■ Direction ■
Transcribe every entry word for word, but skip the images.

■ Records for the exercise ■
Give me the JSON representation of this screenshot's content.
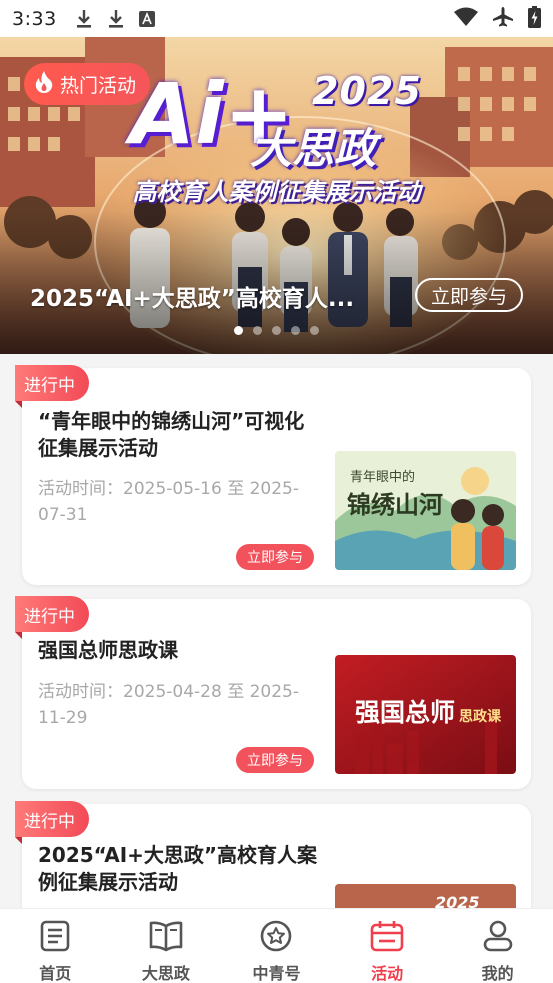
{
  "status_bar": {
    "time": "3:33",
    "left_icons": [
      "download-icon",
      "download-icon",
      "font-icon"
    ],
    "right_icons": [
      "wifi-icon",
      "airplane-icon",
      "battery-charging-icon"
    ]
  },
  "banner": {
    "badge_label": "热门活动",
    "badge_icon": "flame-icon",
    "poster_ai": "Ai+",
    "poster_year": "2025",
    "poster_title": "大思政",
    "poster_subtitle": "高校育人案例征集展示活动",
    "caption": "2025“AI+大思政”高校育人...",
    "join_label": "立即参与",
    "dot_count": 5,
    "active_dot": 0
  },
  "activities": [
    {
      "status": "进行中",
      "title": "“青年眼中的锦绣山河”可视化征集展示活动",
      "time": "活动时间：2025-05-16 至 2025-07-31",
      "join_label": "立即参与",
      "image_text": "锦绣山河",
      "image_subtext": "青年眼中的"
    },
    {
      "status": "进行中",
      "title": "强国总师思政课",
      "time": "活动时间：2025-04-28 至 2025-11-29",
      "join_label": "立即参与",
      "image_text": "强国总师",
      "image_subtext": "思政课"
    },
    {
      "status": "进行中",
      "title": "2025“AI+大思政”高校育人案例征集展示活动",
      "image_text": "2025"
    }
  ],
  "tabs": [
    {
      "label": "首页",
      "icon": "home-document-icon",
      "active": false
    },
    {
      "label": "大思政",
      "icon": "open-book-icon",
      "active": false
    },
    {
      "label": "中青号",
      "icon": "star-circle-icon",
      "active": false
    },
    {
      "label": "活动",
      "icon": "calendar-icon",
      "active": true
    },
    {
      "label": "我的",
      "icon": "user-icon",
      "active": false
    }
  ],
  "colors": {
    "accent": "#f0404e",
    "status_tag": "#f24a57",
    "join_button": "#f2525c"
  }
}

■ The response ■
Give me the JSON representation of this screenshot's content.
{
  "status_bar": {
    "time": "3:33",
    "left_icons": [
      "download-icon",
      "download-icon",
      "font-icon"
    ],
    "right_icons": [
      "wifi-icon",
      "airplane-icon",
      "battery-charging-icon"
    ]
  },
  "banner": {
    "badge_label": "热门活动",
    "badge_icon": "flame-icon",
    "poster_ai": "Ai+",
    "poster_year": "2025",
    "poster_title": "大思政",
    "poster_subtitle": "高校育人案例征集展示活动",
    "caption": "2025“AI+大思政”高校育人...",
    "join_label": "立即参与",
    "dot_count": 5,
    "active_dot": 0
  },
  "activities": [
    {
      "status": "进行中",
      "title": "“青年眼中的锦绣山河”可视化征集展示活动",
      "time": "活动时间：2025-05-16 至 2025-07-31",
      "join_label": "立即参与",
      "image_text": "锦绣山河",
      "image_subtext": "青年眼中的"
    },
    {
      "status": "进行中",
      "title": "强国总师思政课",
      "time": "活动时间：2025-04-28 至 2025-11-29",
      "join_label": "立即参与",
      "image_text": "强国总师",
      "image_subtext": "思政课"
    },
    {
      "status": "进行中",
      "title": "2025“AI+大思政”高校育人案例征集展示活动",
      "image_text": "2025"
    }
  ],
  "tabs": [
    {
      "label": "首页",
      "icon": "home-document-icon",
      "active": false
    },
    {
      "label": "大思政",
      "icon": "open-book-icon",
      "active": false
    },
    {
      "label": "中青号",
      "icon": "star-circle-icon",
      "active": false
    },
    {
      "label": "活动",
      "icon": "calendar-icon",
      "active": true
    },
    {
      "label": "我的",
      "icon": "user-icon",
      "active": false
    }
  ],
  "colors": {
    "accent": "#f0404e",
    "status_tag": "#f24a57",
    "join_button": "#f2525c"
  }
}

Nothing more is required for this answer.